(Stored data entries)
--- BEGIN ---

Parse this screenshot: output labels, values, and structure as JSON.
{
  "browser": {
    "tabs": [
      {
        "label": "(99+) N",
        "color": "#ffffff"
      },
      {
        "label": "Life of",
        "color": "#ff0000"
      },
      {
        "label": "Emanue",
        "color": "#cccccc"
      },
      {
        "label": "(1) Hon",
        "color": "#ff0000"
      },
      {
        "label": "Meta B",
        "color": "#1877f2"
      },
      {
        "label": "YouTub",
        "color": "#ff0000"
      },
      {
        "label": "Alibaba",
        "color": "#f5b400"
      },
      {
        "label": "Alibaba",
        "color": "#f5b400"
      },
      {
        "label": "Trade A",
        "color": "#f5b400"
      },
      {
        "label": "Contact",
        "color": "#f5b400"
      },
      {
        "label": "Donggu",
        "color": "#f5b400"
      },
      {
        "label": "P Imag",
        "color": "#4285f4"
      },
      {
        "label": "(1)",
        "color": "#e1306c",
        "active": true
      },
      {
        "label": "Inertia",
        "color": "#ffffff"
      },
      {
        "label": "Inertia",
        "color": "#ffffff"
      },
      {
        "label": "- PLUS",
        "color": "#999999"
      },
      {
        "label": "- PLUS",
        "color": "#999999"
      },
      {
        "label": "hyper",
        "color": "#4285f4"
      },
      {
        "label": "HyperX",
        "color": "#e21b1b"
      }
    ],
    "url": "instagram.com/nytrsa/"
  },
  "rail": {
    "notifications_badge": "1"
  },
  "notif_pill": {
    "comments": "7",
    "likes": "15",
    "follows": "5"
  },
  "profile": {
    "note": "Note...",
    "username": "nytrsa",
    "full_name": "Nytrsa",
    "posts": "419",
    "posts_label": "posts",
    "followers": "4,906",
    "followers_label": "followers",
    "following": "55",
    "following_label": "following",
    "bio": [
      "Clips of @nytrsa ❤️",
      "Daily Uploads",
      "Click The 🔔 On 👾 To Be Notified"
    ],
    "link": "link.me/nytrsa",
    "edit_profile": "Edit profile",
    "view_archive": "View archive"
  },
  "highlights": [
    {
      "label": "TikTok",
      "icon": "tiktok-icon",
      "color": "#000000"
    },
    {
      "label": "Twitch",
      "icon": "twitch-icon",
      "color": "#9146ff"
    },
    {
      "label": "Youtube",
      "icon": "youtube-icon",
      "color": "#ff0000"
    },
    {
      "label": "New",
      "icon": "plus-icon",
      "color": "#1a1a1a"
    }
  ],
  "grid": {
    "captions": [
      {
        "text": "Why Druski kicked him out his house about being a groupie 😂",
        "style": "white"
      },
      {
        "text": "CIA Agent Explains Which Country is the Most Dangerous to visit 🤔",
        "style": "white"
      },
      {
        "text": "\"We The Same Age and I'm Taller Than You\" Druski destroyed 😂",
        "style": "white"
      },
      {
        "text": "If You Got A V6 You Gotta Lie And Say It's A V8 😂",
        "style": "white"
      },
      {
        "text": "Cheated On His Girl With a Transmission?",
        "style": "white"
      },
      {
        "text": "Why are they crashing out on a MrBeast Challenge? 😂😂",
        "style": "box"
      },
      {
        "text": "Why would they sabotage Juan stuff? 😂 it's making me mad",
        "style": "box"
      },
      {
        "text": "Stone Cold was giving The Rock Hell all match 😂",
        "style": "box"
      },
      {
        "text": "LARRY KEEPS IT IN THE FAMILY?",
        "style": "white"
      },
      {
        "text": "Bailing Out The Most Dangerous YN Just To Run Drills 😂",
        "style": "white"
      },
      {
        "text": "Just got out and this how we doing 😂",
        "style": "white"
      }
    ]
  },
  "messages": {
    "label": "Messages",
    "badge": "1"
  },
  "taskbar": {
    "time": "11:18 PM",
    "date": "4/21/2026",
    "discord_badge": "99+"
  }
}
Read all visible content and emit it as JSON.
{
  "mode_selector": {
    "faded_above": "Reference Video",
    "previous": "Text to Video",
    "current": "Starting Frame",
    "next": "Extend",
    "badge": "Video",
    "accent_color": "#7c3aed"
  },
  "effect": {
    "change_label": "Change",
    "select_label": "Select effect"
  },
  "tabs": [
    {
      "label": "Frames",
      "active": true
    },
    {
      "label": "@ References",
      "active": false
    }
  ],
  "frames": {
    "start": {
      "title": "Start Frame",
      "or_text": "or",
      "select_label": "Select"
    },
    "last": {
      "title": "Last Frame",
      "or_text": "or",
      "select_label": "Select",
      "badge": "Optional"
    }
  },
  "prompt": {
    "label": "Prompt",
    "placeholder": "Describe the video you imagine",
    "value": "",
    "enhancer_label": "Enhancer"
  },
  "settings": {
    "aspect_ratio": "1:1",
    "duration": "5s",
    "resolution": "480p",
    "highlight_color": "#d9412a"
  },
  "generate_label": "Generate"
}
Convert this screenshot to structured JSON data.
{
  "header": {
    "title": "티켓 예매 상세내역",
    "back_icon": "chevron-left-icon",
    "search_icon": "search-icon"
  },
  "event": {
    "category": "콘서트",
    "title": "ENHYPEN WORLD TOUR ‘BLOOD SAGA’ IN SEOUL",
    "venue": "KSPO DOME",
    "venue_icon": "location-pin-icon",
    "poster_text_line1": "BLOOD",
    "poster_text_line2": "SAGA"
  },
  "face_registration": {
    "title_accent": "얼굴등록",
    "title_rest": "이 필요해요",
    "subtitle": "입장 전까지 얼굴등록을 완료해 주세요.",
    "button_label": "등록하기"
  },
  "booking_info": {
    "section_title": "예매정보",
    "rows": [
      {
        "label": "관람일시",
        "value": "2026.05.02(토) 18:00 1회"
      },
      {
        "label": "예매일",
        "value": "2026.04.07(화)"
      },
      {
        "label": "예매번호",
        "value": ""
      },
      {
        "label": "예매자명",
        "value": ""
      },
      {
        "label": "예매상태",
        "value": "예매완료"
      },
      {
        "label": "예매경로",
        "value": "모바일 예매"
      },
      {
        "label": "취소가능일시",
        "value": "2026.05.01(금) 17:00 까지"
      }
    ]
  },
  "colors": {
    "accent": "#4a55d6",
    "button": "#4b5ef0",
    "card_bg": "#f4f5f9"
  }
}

--- END ---

Directions — Go back to the listing above and please repeat it exactly.

Solved problem —
Parse this screenshot: output labels, values, and structure as JSON.
{
  "browser": {
    "tabs": [
      {
        "label": "(99+) N",
        "color": "#ffffff"
      },
      {
        "label": "Life of",
        "color": "#ff0000"
      },
      {
        "label": "Emanue",
        "color": "#cccccc"
      },
      {
        "label": "(1) Hon",
        "color": "#ff0000"
      },
      {
        "label": "Meta B",
        "color": "#1877f2"
      },
      {
        "label": "YouTub",
        "color": "#ff0000"
      },
      {
        "label": "Alibaba",
        "color": "#f5b400"
      },
      {
        "label": "Alibaba",
        "color": "#f5b400"
      },
      {
        "label": "Trade A",
        "color": "#f5b400"
      },
      {
        "label": "Contact",
        "color": "#f5b400"
      },
      {
        "label": "Donggu",
        "color": "#f5b400"
      },
      {
        "label": "P Imag",
        "color": "#4285f4"
      },
      {
        "label": "(1)",
        "color": "#e1306c",
        "active": true
      },
      {
        "label": "Inertia",
        "color": "#ffffff"
      },
      {
        "label": "Inertia",
        "color": "#ffffff"
      },
      {
        "label": "- PLUS",
        "color": "#999999"
      },
      {
        "label": "- PLUS",
        "color": "#999999"
      },
      {
        "label": "hyper",
        "color": "#4285f4"
      },
      {
        "label": "HyperX",
        "color": "#e21b1b"
      }
    ],
    "url": "instagram.com/nytrsa/"
  },
  "rail": {
    "notifications_badge": "1"
  },
  "notif_pill": {
    "comments": "7",
    "likes": "15",
    "follows": "5"
  },
  "profile": {
    "note": "Note...",
    "username": "nytrsa",
    "full_name": "Nytrsa",
    "posts": "419",
    "posts_label": "posts",
    "followers": "4,906",
    "followers_label": "followers",
    "following": "55",
    "following_label": "following",
    "bio": [
      "Clips of @nytrsa ❤️",
      "Daily Uploads",
      "Click The 🔔 On 👾 To Be Notified"
    ],
    "link": "link.me/nytrsa",
    "edit_profile": "Edit profile",
    "view_archive": "View archive"
  },
  "highlights": [
    {
      "label": "TikTok",
      "icon": "tiktok-icon",
      "color": "#000000"
    },
    {
      "label": "Twitch",
      "icon": "twitch-icon",
      "color": "#9146ff"
    },
    {
      "label": "Youtube",
      "icon": "youtube-icon",
      "color": "#ff0000"
    },
    {
      "label": "New",
      "icon": "plus-icon",
      "color": "#1a1a1a"
    }
  ],
  "grid": {
    "captions": [
      {
        "text": "Why Druski kicked him out his house about being a groupie 😂",
        "style": "white"
      },
      {
        "text": "CIA Agent Explains Which Country is the Most Dangerous to visit 🤔",
        "style": "white"
      },
      {
        "text": "\"We The Same Age and I'm Taller Than You\" Druski destroyed 😂",
        "style": "white"
      },
      {
        "text": "If You Got A V6 You Gotta Lie And Say It's A V8 😂",
        "style": "white"
      },
      {
        "text": "Cheated On His Girl With a Transmission?",
        "style": "white"
      },
      {
        "text": "Why are they crashing out on a MrBeast Challenge? 😂😂",
        "style": "box"
      },
      {
        "text": "Why would they sabotage Juan stuff? 😂 it's making me mad",
        "style": "box"
      },
      {
        "text": "Stone Cold was giving The Rock Hell all match 😂",
        "style": "box"
      },
      {
        "text": "LARRY KEEPS IT IN THE FAMILY?",
        "style": "white"
      },
      {
        "text": "Bailing Out The Most Dangerous YN Just To Run Drills 😂",
        "style": "white"
      },
      {
        "text": "Just got out and this how we doing 😂",
        "style": "white"
      }
    ]
  },
  "messages": {
    "label": "Messages",
    "badge": "1"
  },
  "taskbar": {
    "time": "11:18 PM",
    "date": "4/21/2026",
    "discord_badge": "99+"
  }
}
Read all visible content and emit it as JSON.
{
  "mode_selector": {
    "faded_above": "Reference Video",
    "previous": "Text to Video",
    "current": "Starting Frame",
    "next": "Extend",
    "badge": "Video",
    "accent_color": "#7c3aed"
  },
  "effect": {
    "change_label": "Change",
    "select_label": "Select effect"
  },
  "tabs": [
    {
      "label": "Frames",
      "active": true
    },
    {
      "label": "@ References",
      "active": false
    }
  ],
  "frames": {
    "start": {
      "title": "Start Frame",
      "or_text": "or",
      "select_label": "Select"
    },
    "last": {
      "title": "Last Frame",
      "or_text": "or",
      "select_label": "Select",
      "badge": "Optional"
    }
  },
  "prompt": {
    "label": "Prompt",
    "placeholder": "Describe the video you imagine",
    "value": "",
    "enhancer_label": "Enhancer"
  },
  "settings": {
    "aspect_ratio": "1:1",
    "duration": "5s",
    "resolution": "480p",
    "highlight_color": "#d9412a"
  },
  "generate_label": "Generate"
}
Convert this screenshot to structured JSON data.
{
  "header": {
    "title": "티켓 예매 상세내역",
    "back_icon": "chevron-left-icon",
    "search_icon": "search-icon"
  },
  "event": {
    "category": "콘서트",
    "title": "ENHYPEN WORLD TOUR ‘BLOOD SAGA’ IN SEOUL",
    "venue": "KSPO DOME",
    "venue_icon": "location-pin-icon",
    "poster_text_line1": "BLOOD",
    "poster_text_line2": "SAGA"
  },
  "face_registration": {
    "title_accent": "얼굴등록",
    "title_rest": "이 필요해요",
    "subtitle": "입장 전까지 얼굴등록을 완료해 주세요.",
    "button_label": "등록하기"
  },
  "booking_info": {
    "section_title": "예매정보",
    "rows": [
      {
        "label": "관람일시",
        "value": "2026.05.02(토) 18:00 1회"
      },
      {
        "label": "예매일",
        "value": "2026.04.07(화)"
      },
      {
        "label": "예매번호",
        "value": ""
      },
      {
        "label": "예매자명",
        "value": ""
      },
      {
        "label": "예매상태",
        "value": "예매완료"
      },
      {
        "label": "예매경로",
        "value": "모바일 예매"
      },
      {
        "label": "취소가능일시",
        "value": "2026.05.01(금) 17:00 까지"
      }
    ]
  },
  "colors": {
    "accent": "#4a55d6",
    "button": "#4b5ef0",
    "card_bg": "#f4f5f9"
  }
}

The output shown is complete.